DESCRIPTION OF THE TASK | Reproduce this listing in full.

INPUT |
┌──
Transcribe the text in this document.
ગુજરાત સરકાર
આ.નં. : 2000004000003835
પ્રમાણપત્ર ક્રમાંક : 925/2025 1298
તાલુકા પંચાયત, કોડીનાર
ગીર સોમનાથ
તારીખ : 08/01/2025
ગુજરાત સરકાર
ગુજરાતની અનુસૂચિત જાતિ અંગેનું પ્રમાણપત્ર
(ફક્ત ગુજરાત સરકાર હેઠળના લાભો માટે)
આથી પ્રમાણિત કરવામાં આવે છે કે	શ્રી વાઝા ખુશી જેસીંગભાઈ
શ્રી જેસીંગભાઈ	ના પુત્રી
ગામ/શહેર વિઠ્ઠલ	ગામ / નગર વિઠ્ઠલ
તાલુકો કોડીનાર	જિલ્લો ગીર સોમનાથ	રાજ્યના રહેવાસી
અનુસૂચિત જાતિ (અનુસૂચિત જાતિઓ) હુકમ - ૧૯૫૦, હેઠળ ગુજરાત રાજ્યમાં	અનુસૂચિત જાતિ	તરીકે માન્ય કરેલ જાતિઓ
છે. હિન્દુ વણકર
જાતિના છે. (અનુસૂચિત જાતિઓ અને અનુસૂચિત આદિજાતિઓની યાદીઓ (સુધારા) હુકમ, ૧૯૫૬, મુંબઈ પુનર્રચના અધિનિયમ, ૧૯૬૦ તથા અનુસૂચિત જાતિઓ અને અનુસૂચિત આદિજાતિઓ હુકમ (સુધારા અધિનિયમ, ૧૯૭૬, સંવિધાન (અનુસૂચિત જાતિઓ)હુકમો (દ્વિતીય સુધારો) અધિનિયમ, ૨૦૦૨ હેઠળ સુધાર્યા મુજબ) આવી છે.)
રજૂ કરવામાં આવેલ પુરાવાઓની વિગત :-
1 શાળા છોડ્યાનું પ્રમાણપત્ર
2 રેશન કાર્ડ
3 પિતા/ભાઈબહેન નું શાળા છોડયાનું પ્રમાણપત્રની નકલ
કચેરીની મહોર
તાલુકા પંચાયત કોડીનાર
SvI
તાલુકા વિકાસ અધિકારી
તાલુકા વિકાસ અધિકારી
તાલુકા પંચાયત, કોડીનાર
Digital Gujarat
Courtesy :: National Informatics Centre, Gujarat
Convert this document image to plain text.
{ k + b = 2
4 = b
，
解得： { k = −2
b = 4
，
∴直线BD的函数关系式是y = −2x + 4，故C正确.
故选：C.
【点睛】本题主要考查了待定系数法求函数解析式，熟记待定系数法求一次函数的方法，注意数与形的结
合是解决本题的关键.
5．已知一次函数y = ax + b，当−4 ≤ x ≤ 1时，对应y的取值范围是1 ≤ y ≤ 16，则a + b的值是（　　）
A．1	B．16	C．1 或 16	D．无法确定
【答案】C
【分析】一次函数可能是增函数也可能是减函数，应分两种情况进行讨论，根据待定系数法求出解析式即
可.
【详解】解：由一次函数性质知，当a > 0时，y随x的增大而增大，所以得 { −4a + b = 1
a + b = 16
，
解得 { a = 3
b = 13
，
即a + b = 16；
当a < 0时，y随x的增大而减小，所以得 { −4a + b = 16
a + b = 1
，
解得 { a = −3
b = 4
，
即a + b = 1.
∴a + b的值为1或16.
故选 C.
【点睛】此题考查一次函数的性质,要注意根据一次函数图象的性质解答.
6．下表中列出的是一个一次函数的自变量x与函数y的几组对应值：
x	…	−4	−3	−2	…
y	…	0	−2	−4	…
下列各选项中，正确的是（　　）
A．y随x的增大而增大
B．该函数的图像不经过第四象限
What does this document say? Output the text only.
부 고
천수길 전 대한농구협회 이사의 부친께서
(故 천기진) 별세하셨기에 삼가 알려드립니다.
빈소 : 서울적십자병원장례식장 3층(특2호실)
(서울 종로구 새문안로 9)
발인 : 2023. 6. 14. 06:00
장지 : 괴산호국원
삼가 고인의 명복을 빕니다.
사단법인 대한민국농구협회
└──
COMPLETED EXERCISE |
Transcribe the text in this document.
ગુજરાત સરકાર
આ.નં. : 2000004000003835
પ્રમાણપત્ર ક્રમાંક : 925/2025 1298
તાલુકા પંચાયત, કોડીનાર
ગીર સોમનાથ
તારીખ : 08/01/2025
ગુજરાત સરકાર
ગુજરાતની અનુસૂચિત જાતિ અંગેનું પ્રમાણપત્ર
(ફક્ત ગુજરાત સરકાર હેઠળના લાભો માટે)
આથી પ્રમાણિત કરવામાં આવે છે કે	શ્રી વાઝા ખુશી જેસીંગભાઈ
શ્રી જેસીંગભાઈ	ના પુત્રી
ગામ/શહેર વિઠ્ઠલ	ગામ / નગર વિઠ્ઠલ
તાલુકો કોડીનાર	જિલ્લો ગીર સોમનાથ	રાજ્યના રહેવાસી
અનુસૂચિત જાતિ (અનુસૂચિત જાતિઓ) હુકમ - ૧૯૫૦, હેઠળ ગુજરાત રાજ્યમાં	અનુસૂચિત જાતિ	તરીકે માન્ય કરેલ જાતિઓ
છે. હિન્દુ વણકર
જાતિના છે. (અનુસૂચિત જાતિઓ અને અનુસૂચિત આદિજાતિઓની યાદીઓ (સુધારા) હુકમ, ૧૯૫૬, મુંબઈ પુનર્રચના અધિનિયમ, ૧૯૬૦ તથા અનુસૂચિત જાતિઓ અને અનુસૂચિત આદિજાતિઓ હુકમ (સુધારા અધિનિયમ, ૧૯૭૬, સંવિધાન (અનુસૂચિત જાતિઓ)હુકમો (દ્વિતીય સુધારો) અધિનિયમ, ૨૦૦૨ હેઠળ સુધાર્યા મુજબ) આવી છે.)
રજૂ કરવામાં આવેલ પુરાવાઓની વિગત :-
1 શાળા છોડ્યાનું પ્રમાણપત્ર
2 રેશન કાર્ડ
3 પિતા/ભાઈબહેન નું શાળા છોડયાનું પ્રમાણપત્રની નકલ
કચેરીની મહોર
તાલુકા પંચાયત કોડીનાર
SvI
તાલુકા વિકાસ અધિકારી
તાલુકા વિકાસ અધિકારી
તાલુકા પંચાયત, કોડીનાર
Digital Gujarat
Courtesy :: National Informatics Centre, Gujarat
Convert this document image to plain text.
{ k + b = 2
4 = b
，
解得： { k = −2
b = 4
，
∴直线BD的函数关系式是y = −2x + 4，故C正确.
故选：C.
【点睛】本题主要考查了待定系数法求函数解析式，熟记待定系数法求一次函数的方法，注意数与形的结
合是解决本题的关键.
5．已知一次函数y = ax + b，当−4 ≤ x ≤ 1时，对应y的取值范围是1 ≤ y ≤ 16，则a + b的值是（　　）
A．1	B．16	C．1 或 16	D．无法确定
【答案】C
【分析】一次函数可能是增函数也可能是减函数，应分两种情况进行讨论，根据待定系数法求出解析式即
可.
【详解】解：由一次函数性质知，当a > 0时，y随x的增大而增大，所以得 { −4a + b = 1
a + b = 16
，
解得 { a = 3
b = 13
，
即a + b = 16；
当a < 0时，y随x的增大而减小，所以得 { −4a + b = 16
a + b = 1
，
解得 { a = −3
b = 4
，
即a + b = 1.
∴a + b的值为1或16.
故选 C.
【点睛】此题考查一次函数的性质,要注意根据一次函数图象的性质解答.
6．下表中列出的是一个一次函数的自变量x与函数y的几组对应值：
x	…	−4	−3	−2	…
y	…	0	−2	−4	…
下列各选项中，正确的是（　　）
A．y随x的增大而增大
B．该函数的图像不经过第四象限
What does this document say? Output the text only.
부 고
천수길 전 대한농구협회 이사의 부친께서
(故 천기진) 별세하셨기에 삼가 알려드립니다.
빈소 : 서울적십자병원장례식장 3층(특2호실)
(서울 종로구 새문안로 9)
발인 : 2023. 6. 14. 06:00
장지 : 괴산호국원
삼가 고인의 명복을 빕니다.
사단법인 대한민국농구협회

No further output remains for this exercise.